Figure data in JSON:
— BEGIN —
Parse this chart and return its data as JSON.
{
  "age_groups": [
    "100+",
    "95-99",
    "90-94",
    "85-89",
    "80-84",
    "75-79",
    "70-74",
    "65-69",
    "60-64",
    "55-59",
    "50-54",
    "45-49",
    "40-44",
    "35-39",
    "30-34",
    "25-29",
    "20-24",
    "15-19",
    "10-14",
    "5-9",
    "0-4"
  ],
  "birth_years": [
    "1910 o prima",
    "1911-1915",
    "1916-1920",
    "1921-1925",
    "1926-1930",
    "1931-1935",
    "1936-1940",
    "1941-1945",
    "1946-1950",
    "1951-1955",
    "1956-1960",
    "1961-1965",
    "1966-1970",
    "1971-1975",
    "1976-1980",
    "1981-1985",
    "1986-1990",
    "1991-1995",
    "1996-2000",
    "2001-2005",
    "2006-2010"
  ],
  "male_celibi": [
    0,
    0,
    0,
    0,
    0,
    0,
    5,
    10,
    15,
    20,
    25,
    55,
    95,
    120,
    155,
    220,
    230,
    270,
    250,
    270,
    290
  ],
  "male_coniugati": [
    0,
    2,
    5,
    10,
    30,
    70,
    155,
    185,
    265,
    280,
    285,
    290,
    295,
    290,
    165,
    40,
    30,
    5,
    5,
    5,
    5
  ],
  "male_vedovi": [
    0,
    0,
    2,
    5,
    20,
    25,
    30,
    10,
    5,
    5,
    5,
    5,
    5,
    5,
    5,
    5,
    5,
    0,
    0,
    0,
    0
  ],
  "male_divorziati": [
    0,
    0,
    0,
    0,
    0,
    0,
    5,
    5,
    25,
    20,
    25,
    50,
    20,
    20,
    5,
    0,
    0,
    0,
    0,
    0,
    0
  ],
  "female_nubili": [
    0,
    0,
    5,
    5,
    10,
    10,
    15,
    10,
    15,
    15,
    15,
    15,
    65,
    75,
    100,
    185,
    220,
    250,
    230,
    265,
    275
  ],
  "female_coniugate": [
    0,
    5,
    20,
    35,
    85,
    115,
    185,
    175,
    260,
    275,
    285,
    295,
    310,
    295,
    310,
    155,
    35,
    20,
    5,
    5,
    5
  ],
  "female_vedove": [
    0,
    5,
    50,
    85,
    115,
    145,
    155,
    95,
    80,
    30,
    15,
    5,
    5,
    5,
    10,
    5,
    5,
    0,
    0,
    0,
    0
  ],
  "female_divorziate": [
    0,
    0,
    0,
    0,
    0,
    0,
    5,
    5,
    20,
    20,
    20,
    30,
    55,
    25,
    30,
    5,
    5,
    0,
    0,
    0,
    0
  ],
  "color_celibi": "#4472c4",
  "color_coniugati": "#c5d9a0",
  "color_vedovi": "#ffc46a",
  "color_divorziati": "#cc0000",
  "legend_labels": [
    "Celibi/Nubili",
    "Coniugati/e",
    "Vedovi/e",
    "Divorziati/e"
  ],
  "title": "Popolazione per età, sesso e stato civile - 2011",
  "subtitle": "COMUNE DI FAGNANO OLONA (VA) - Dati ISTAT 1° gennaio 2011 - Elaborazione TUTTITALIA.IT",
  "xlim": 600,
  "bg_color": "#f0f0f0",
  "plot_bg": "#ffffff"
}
— END —
__What you should do__. Make an exact copy of every entry.

__Task response__.
Parse this chart and return its data as JSON.
{
  "age_groups": [
    "100+",
    "95-99",
    "90-94",
    "85-89",
    "80-84",
    "75-79",
    "70-74",
    "65-69",
    "60-64",
    "55-59",
    "50-54",
    "45-49",
    "40-44",
    "35-39",
    "30-34",
    "25-29",
    "20-24",
    "15-19",
    "10-14",
    "5-9",
    "0-4"
  ],
  "birth_years": [
    "1910 o prima",
    "1911-1915",
    "1916-1920",
    "1921-1925",
    "1926-1930",
    "1931-1935",
    "1936-1940",
    "1941-1945",
    "1946-1950",
    "1951-1955",
    "1956-1960",
    "1961-1965",
    "1966-1970",
    "1971-1975",
    "1976-1980",
    "1981-1985",
    "1986-1990",
    "1991-1995",
    "1996-2000",
    "2001-2005",
    "2006-2010"
  ],
  "male_celibi": [
    0,
    0,
    0,
    0,
    0,
    0,
    5,
    10,
    15,
    20,
    25,
    55,
    95,
    120,
    155,
    220,
    230,
    270,
    250,
    270,
    290
  ],
  "male_coniugati": [
    0,
    2,
    5,
    10,
    30,
    70,
    155,
    185,
    265,
    280,
    285,
    290,
    295,
    290,
    165,
    40,
    30,
    5,
    5,
    5,
    5
  ],
  "male_vedovi": [
    0,
    0,
    2,
    5,
    20,
    25,
    30,
    10,
    5,
    5,
    5,
    5,
    5,
    5,
    5,
    5,
    5,
    0,
    0,
    0,
    0
  ],
  "male_divorziati": [
    0,
    0,
    0,
    0,
    0,
    0,
    5,
    5,
    25,
    20,
    25,
    50,
    20,
    20,
    5,
    0,
    0,
    0,
    0,
    0,
    0
  ],
  "female_nubili": [
    0,
    0,
    5,
    5,
    10,
    10,
    15,
    10,
    15,
    15,
    15,
    15,
    65,
    75,
    100,
    185,
    220,
    250,
    230,
    265,
    275
  ],
  "female_coniugate": [
    0,
    5,
    20,
    35,
    85,
    115,
    185,
    175,
    260,
    275,
    285,
    295,
    310,
    295,
    310,
    155,
    35,
    20,
    5,
    5,
    5
  ],
  "female_vedove": [
    0,
    5,
    50,
    85,
    115,
    145,
    155,
    95,
    80,
    30,
    15,
    5,
    5,
    5,
    10,
    5,
    5,
    0,
    0,
    0,
    0
  ],
  "female_divorziate": [
    0,
    0,
    0,
    0,
    0,
    0,
    5,
    5,
    20,
    20,
    20,
    30,
    55,
    25,
    30,
    5,
    5,
    0,
    0,
    0,
    0
  ],
  "color_celibi": "#4472c4",
  "color_coniugati": "#c5d9a0",
  "color_vedovi": "#ffc46a",
  "color_divorziati": "#cc0000",
  "legend_labels": [
    "Celibi/Nubili",
    "Coniugati/e",
    "Vedovi/e",
    "Divorziati/e"
  ],
  "title": "Popolazione per età, sesso e stato civile - 2011",
  "subtitle": "COMUNE DI FAGNANO OLONA (VA) - Dati ISTAT 1° gennaio 2011 - Elaborazione TUTTITALIA.IT",
  "xlim": 600,
  "bg_color": "#f0f0f0",
  "plot_bg": "#ffffff"
}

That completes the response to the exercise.